- _Exercise directions_: Return each line that holds the word "seed".

- _Data_:
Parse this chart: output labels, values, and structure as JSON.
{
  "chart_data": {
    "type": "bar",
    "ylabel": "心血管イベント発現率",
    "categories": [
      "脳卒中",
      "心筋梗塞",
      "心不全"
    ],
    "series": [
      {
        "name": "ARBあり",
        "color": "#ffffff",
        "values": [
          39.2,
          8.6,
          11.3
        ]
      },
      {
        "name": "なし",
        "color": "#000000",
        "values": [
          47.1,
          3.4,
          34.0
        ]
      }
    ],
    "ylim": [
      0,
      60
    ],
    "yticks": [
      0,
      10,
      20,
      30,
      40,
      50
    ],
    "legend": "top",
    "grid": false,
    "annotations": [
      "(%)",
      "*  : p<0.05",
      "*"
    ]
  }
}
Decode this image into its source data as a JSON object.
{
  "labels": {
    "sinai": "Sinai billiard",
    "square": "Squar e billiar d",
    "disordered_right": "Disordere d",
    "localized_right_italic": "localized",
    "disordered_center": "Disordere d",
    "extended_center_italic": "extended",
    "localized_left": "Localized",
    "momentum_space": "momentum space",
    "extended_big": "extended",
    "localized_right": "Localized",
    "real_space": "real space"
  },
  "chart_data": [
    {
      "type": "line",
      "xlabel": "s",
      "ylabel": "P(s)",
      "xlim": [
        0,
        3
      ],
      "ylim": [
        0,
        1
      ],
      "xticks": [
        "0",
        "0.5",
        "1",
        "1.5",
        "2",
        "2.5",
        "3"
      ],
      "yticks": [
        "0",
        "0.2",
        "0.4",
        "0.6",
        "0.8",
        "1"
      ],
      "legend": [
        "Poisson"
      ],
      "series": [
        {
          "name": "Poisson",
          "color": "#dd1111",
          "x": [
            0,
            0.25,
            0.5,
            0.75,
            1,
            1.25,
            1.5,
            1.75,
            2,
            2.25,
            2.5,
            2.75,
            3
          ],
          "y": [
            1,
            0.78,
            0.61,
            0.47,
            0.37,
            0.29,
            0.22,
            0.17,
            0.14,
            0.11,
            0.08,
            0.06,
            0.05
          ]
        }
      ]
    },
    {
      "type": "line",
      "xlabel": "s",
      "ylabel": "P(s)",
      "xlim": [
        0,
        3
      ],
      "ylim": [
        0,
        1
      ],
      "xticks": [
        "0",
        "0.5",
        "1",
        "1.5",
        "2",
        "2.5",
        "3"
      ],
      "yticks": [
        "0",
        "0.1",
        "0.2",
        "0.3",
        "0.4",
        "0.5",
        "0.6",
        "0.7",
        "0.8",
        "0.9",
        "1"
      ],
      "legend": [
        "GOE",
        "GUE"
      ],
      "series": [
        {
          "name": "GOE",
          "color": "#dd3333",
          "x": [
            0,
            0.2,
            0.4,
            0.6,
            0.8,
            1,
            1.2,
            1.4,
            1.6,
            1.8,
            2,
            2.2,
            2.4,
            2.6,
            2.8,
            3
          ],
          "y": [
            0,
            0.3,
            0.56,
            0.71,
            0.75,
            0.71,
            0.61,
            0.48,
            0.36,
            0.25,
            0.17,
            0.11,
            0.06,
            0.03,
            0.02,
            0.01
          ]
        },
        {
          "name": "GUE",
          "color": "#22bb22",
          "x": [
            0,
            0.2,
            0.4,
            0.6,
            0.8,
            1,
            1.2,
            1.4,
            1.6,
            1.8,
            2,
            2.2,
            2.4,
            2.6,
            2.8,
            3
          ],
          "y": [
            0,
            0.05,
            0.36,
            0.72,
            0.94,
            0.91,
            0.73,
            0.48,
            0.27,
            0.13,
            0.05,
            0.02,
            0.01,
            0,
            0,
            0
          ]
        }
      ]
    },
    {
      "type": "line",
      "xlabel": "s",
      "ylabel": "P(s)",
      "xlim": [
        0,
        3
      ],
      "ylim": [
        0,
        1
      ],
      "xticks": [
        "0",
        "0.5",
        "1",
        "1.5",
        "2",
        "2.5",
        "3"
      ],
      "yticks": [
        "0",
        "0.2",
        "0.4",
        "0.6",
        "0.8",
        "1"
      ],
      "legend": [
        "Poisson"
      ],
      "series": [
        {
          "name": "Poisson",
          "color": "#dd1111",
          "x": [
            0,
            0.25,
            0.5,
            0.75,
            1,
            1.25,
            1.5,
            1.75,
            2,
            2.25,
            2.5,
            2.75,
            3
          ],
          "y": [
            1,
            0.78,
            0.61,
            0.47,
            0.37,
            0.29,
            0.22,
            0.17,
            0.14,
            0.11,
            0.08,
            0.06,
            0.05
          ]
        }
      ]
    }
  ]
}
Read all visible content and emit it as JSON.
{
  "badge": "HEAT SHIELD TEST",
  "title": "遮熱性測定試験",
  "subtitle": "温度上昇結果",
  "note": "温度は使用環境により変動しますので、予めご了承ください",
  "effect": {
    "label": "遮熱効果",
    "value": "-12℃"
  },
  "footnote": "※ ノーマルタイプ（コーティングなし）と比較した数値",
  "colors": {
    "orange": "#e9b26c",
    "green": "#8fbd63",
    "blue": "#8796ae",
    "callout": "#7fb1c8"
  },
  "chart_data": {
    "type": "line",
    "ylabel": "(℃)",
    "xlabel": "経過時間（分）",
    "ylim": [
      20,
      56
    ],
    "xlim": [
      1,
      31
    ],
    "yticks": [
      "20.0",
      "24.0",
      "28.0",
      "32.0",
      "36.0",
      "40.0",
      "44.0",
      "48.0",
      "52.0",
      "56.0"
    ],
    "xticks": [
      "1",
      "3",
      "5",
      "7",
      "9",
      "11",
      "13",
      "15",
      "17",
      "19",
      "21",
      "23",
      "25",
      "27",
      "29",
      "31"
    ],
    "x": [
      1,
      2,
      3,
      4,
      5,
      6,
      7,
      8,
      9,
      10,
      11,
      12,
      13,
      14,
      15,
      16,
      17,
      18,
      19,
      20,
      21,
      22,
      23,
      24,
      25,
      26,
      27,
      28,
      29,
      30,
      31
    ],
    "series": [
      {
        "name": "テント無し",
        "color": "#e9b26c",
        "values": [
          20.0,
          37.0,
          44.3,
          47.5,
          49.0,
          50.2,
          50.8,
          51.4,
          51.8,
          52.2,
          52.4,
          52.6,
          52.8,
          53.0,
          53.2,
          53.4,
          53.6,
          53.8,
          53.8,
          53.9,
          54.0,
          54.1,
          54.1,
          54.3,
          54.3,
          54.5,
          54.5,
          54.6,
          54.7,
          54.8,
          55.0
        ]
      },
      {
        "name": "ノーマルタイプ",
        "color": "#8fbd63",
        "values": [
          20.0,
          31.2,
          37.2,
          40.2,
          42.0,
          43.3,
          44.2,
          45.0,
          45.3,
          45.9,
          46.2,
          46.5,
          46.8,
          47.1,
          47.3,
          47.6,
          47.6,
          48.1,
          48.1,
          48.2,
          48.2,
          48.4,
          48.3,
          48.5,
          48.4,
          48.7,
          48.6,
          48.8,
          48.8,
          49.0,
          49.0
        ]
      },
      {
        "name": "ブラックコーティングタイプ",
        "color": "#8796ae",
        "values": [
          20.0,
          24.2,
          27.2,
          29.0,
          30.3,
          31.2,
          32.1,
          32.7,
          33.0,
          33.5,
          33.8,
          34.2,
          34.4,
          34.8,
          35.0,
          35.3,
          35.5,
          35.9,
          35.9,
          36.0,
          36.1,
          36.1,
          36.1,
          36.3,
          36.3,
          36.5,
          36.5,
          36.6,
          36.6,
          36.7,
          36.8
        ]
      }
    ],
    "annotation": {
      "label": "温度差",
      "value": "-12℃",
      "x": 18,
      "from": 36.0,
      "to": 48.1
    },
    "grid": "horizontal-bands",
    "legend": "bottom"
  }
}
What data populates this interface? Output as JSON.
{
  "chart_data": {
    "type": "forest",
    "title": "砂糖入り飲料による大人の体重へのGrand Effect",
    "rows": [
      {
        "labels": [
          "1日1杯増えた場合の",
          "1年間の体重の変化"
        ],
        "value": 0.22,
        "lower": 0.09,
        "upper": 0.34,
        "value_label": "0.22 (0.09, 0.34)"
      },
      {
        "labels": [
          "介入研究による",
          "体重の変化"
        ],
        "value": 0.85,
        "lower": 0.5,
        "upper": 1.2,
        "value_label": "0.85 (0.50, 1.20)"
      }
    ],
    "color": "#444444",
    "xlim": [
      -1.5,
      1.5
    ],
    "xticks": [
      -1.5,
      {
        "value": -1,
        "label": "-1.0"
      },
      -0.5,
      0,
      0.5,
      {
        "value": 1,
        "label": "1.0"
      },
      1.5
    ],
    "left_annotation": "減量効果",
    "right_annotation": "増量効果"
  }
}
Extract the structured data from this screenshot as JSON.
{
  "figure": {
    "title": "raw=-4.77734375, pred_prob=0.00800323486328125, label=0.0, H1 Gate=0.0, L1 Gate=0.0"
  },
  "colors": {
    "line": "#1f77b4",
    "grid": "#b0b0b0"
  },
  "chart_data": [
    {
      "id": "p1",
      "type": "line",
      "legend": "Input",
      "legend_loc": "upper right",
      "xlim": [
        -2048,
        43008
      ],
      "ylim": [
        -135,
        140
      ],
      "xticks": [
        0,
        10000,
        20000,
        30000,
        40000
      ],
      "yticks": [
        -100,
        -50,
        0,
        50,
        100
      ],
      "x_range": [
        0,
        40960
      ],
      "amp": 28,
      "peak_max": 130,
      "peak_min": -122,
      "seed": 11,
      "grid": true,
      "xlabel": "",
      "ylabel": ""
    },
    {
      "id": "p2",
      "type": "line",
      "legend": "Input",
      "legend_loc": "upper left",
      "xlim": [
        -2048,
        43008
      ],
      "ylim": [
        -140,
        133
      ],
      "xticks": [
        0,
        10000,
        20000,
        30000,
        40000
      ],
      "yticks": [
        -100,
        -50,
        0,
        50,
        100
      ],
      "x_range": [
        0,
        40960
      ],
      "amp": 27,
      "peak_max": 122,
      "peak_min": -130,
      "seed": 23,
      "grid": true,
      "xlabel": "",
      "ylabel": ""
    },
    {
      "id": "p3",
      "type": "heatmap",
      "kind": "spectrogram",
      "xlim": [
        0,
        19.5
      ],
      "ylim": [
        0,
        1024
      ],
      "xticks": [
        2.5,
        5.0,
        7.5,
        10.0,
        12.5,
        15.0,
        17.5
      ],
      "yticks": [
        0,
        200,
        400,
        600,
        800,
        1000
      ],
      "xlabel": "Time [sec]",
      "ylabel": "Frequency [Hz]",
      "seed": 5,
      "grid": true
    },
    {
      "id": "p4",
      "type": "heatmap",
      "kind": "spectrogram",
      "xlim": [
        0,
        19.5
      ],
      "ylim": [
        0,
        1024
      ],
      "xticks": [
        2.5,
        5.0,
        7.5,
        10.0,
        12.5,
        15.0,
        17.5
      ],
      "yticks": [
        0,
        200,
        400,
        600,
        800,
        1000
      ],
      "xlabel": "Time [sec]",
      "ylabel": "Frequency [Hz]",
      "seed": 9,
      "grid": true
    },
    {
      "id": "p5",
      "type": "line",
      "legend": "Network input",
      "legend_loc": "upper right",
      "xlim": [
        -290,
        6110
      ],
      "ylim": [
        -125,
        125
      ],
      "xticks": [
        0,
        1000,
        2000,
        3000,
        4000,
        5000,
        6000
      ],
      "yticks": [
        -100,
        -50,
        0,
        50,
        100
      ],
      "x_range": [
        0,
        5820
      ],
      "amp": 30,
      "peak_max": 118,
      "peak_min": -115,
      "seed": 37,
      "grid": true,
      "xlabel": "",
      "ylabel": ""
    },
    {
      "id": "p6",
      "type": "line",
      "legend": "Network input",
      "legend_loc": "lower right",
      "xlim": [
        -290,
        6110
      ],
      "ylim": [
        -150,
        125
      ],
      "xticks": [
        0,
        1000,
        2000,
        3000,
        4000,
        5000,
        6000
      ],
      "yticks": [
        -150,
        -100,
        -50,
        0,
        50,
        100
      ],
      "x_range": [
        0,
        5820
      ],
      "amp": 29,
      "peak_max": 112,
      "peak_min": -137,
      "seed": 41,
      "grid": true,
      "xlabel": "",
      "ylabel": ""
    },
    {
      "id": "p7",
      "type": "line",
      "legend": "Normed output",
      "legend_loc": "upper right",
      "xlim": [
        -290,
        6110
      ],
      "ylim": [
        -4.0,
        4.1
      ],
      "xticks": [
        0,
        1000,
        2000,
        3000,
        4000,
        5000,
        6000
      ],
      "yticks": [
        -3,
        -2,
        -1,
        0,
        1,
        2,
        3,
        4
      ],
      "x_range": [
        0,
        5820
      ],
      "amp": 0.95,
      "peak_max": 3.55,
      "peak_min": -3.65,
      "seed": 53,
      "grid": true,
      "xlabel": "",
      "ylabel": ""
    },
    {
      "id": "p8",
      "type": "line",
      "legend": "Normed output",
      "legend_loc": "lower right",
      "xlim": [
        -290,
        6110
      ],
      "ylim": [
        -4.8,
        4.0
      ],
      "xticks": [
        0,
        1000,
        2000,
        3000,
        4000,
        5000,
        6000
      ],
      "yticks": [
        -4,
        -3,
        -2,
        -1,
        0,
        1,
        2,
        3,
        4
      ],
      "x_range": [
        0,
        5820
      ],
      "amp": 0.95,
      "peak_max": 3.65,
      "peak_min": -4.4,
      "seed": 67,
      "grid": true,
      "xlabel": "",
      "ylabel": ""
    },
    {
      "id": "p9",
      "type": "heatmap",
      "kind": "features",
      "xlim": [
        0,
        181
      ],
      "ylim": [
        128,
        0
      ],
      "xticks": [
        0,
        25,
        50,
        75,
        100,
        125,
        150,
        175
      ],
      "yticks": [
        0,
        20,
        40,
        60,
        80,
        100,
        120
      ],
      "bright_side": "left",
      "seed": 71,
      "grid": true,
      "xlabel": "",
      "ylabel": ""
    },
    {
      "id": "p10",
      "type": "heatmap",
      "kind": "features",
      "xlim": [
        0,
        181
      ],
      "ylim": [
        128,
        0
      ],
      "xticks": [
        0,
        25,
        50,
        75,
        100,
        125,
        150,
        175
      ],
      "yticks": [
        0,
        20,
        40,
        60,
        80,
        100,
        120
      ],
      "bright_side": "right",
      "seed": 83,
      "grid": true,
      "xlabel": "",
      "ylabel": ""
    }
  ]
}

- _The completed task_:
      "seed": 11,
      "seed": 23,
      "seed": 5,
      "seed": 9,
      "seed": 37,
      "seed": 41,
      "seed": 53,
      "seed": 67,
      "seed": 71,
      "seed": 83,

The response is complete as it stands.